* [What is expected] Please repeat the entries word for word and keep the images out.
□ □ □ □
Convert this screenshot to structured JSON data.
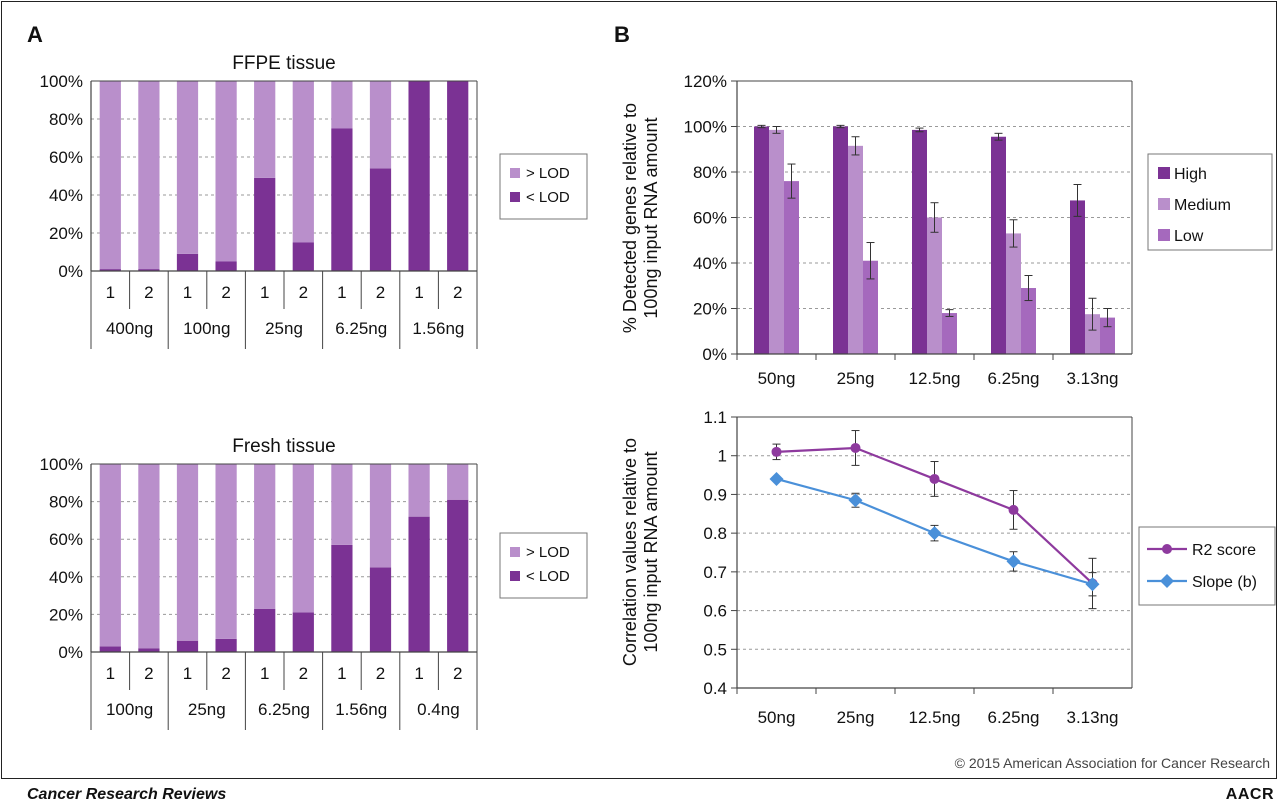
{
  "panel_labels": {
    "a": "A",
    "b": "B"
  },
  "footer": {
    "journal": "Cancer Research Reviews",
    "logo": "AACR",
    "copyright": "© 2015 American Association for Cancer Research"
  },
  "colors": {
    "dark_purple": "#7b3294",
    "light_purple": "#b98fcb",
    "mid_purple": "#a569bd",
    "blue": "#4a90d9",
    "line_purple": "#8e3a9e"
  },
  "chart_data": [
    {
      "id": "ffpe",
      "type": "bar",
      "stacked": true,
      "title": "FFPE tissue",
      "categories": [
        "1",
        "2",
        "1",
        "2",
        "1",
        "2",
        "1",
        "2",
        "1",
        "2"
      ],
      "groups": [
        "400ng",
        "100ng",
        "25ng",
        "6.25ng",
        "1.56ng"
      ],
      "series": [
        {
          "name": "< LOD",
          "values": [
            1,
            1,
            9,
            5,
            49,
            15,
            75,
            54,
            100,
            100
          ]
        },
        {
          "name": "> LOD",
          "values": [
            99,
            99,
            91,
            95,
            51,
            85,
            25,
            46,
            0,
            0
          ]
        }
      ],
      "legend": [
        "> LOD",
        "< LOD"
      ],
      "yticks": [
        "0%",
        "20%",
        "40%",
        "60%",
        "80%",
        "100%"
      ],
      "ylim": [
        0,
        100
      ],
      "legend_position": "right",
      "grid": true
    },
    {
      "id": "fresh",
      "type": "bar",
      "stacked": true,
      "title": "Fresh tissue",
      "categories": [
        "1",
        "2",
        "1",
        "2",
        "1",
        "2",
        "1",
        "2",
        "1",
        "2"
      ],
      "groups": [
        "100ng",
        "25ng",
        "6.25ng",
        "1.56ng",
        "0.4ng"
      ],
      "series": [
        {
          "name": "< LOD",
          "values": [
            3,
            2,
            6,
            7,
            23,
            21,
            57,
            45,
            72,
            81
          ]
        },
        {
          "name": "> LOD",
          "values": [
            97,
            98,
            94,
            93,
            77,
            79,
            43,
            55,
            28,
            19
          ]
        }
      ],
      "legend": [
        "> LOD",
        "< LOD"
      ],
      "yticks": [
        "0%",
        "20%",
        "40%",
        "60%",
        "80%",
        "100%"
      ],
      "ylim": [
        0,
        100
      ],
      "legend_position": "right",
      "grid": true
    },
    {
      "id": "detected",
      "type": "bar",
      "ylabel": "% Detected genes relative to 100ng input RNA amount",
      "categories": [
        "50ng",
        "25ng",
        "12.5ng",
        "6.25ng",
        "3.13ng"
      ],
      "series": [
        {
          "name": "High",
          "values": [
            100,
            100,
            98.5,
            95.5,
            67.5
          ],
          "errors": [
            0.5,
            0.5,
            0.8,
            1.5,
            7
          ]
        },
        {
          "name": "Medium",
          "values": [
            98.5,
            91.5,
            60,
            53,
            17.5
          ],
          "errors": [
            1.5,
            4,
            6.5,
            6,
            7
          ]
        },
        {
          "name": "Low",
          "values": [
            76,
            41,
            18,
            29,
            16
          ],
          "errors": [
            7.5,
            8,
            1.5,
            5.5,
            4
          ]
        }
      ],
      "yticks": [
        "0%",
        "20%",
        "40%",
        "60%",
        "80%",
        "100%",
        "120%"
      ],
      "ylim": [
        0,
        120
      ],
      "legend_position": "right",
      "grid": true
    },
    {
      "id": "correlation",
      "type": "line",
      "ylabel": "Correlation values relative to 100ng input RNA amount",
      "categories": [
        "50ng",
        "25ng",
        "12.5ng",
        "6.25ng",
        "3.13ng"
      ],
      "series": [
        {
          "name": "R2 score",
          "values": [
            1.01,
            1.02,
            0.94,
            0.86,
            0.67
          ],
          "errors": [
            0.02,
            0.045,
            0.045,
            0.05,
            0.065
          ]
        },
        {
          "name": "Slope (b)",
          "values": [
            0.94,
            0.885,
            0.8,
            0.727,
            0.668
          ],
          "errors": [
            0,
            0.018,
            0.02,
            0.025,
            0.03
          ]
        }
      ],
      "yticks": [
        "0.4",
        "0.5",
        "0.6",
        "0.7",
        "0.8",
        "0.9",
        "1",
        "1.1"
      ],
      "ylim": [
        0.4,
        1.1
      ],
      "legend_position": "right",
      "grid": true
    }
  ]
}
□ □ □ □
* [Result below]
Convert this screenshot to structured JSON data.
{
  "panel_labels": {
    "a": "A",
    "b": "B"
  },
  "footer": {
    "journal": "Cancer Research Reviews",
    "logo": "AACR",
    "copyright": "© 2015 American Association for Cancer Research"
  },
  "colors": {
    "dark_purple": "#7b3294",
    "light_purple": "#b98fcb",
    "mid_purple": "#a569bd",
    "blue": "#4a90d9",
    "line_purple": "#8e3a9e"
  },
  "chart_data": [
    {
      "id": "ffpe",
      "type": "bar",
      "stacked": true,
      "title": "FFPE tissue",
      "categories": [
        "1",
        "2",
        "1",
        "2",
        "1",
        "2",
        "1",
        "2",
        "1",
        "2"
      ],
      "groups": [
        "400ng",
        "100ng",
        "25ng",
        "6.25ng",
        "1.56ng"
      ],
      "series": [
        {
          "name": "< LOD",
          "values": [
            1,
            1,
            9,
            5,
            49,
            15,
            75,
            54,
            100,
            100
          ]
        },
        {
          "name": "> LOD",
          "values": [
            99,
            99,
            91,
            95,
            51,
            85,
            25,
            46,
            0,
            0
          ]
        }
      ],
      "legend": [
        "> LOD",
        "< LOD"
      ],
      "yticks": [
        "0%",
        "20%",
        "40%",
        "60%",
        "80%",
        "100%"
      ],
      "ylim": [
        0,
        100
      ],
      "legend_position": "right",
      "grid": true
    },
    {
      "id": "fresh",
      "type": "bar",
      "stacked": true,
      "title": "Fresh tissue",
      "categories": [
        "1",
        "2",
        "1",
        "2",
        "1",
        "2",
        "1",
        "2",
        "1",
        "2"
      ],
      "groups": [
        "100ng",
        "25ng",
        "6.25ng",
        "1.56ng",
        "0.4ng"
      ],
      "series": [
        {
          "name": "< LOD",
          "values": [
            3,
            2,
            6,
            7,
            23,
            21,
            57,
            45,
            72,
            81
          ]
        },
        {
          "name": "> LOD",
          "values": [
            97,
            98,
            94,
            93,
            77,
            79,
            43,
            55,
            28,
            19
          ]
        }
      ],
      "legend": [
        "> LOD",
        "< LOD"
      ],
      "yticks": [
        "0%",
        "20%",
        "40%",
        "60%",
        "80%",
        "100%"
      ],
      "ylim": [
        0,
        100
      ],
      "legend_position": "right",
      "grid": true
    },
    {
      "id": "detected",
      "type": "bar",
      "ylabel": "% Detected genes relative to 100ng input RNA amount",
      "categories": [
        "50ng",
        "25ng",
        "12.5ng",
        "6.25ng",
        "3.13ng"
      ],
      "series": [
        {
          "name": "High",
          "values": [
            100,
            100,
            98.5,
            95.5,
            67.5
          ],
          "errors": [
            0.5,
            0.5,
            0.8,
            1.5,
            7
          ]
        },
        {
          "name": "Medium",
          "values": [
            98.5,
            91.5,
            60,
            53,
            17.5
          ],
          "errors": [
            1.5,
            4,
            6.5,
            6,
            7
          ]
        },
        {
          "name": "Low",
          "values": [
            76,
            41,
            18,
            29,
            16
          ],
          "errors": [
            7.5,
            8,
            1.5,
            5.5,
            4
          ]
        }
      ],
      "yticks": [
        "0%",
        "20%",
        "40%",
        "60%",
        "80%",
        "100%",
        "120%"
      ],
      "ylim": [
        0,
        120
      ],
      "legend_position": "right",
      "grid": true
    },
    {
      "id": "correlation",
      "type": "line",
      "ylabel": "Correlation values relative to 100ng input RNA amount",
      "categories": [
        "50ng",
        "25ng",
        "12.5ng",
        "6.25ng",
        "3.13ng"
      ],
      "series": [
        {
          "name": "R2 score",
          "values": [
            1.01,
            1.02,
            0.94,
            0.86,
            0.67
          ],
          "errors": [
            0.02,
            0.045,
            0.045,
            0.05,
            0.065
          ]
        },
        {
          "name": "Slope (b)",
          "values": [
            0.94,
            0.885,
            0.8,
            0.727,
            0.668
          ],
          "errors": [
            0,
            0.018,
            0.02,
            0.025,
            0.03
          ]
        }
      ],
      "yticks": [
        "0.4",
        "0.5",
        "0.6",
        "0.7",
        "0.8",
        "0.9",
        "1",
        "1.1"
      ],
      "ylim": [
        0.4,
        1.1
      ],
      "legend_position": "right",
      "grid": true
    }
  ]
}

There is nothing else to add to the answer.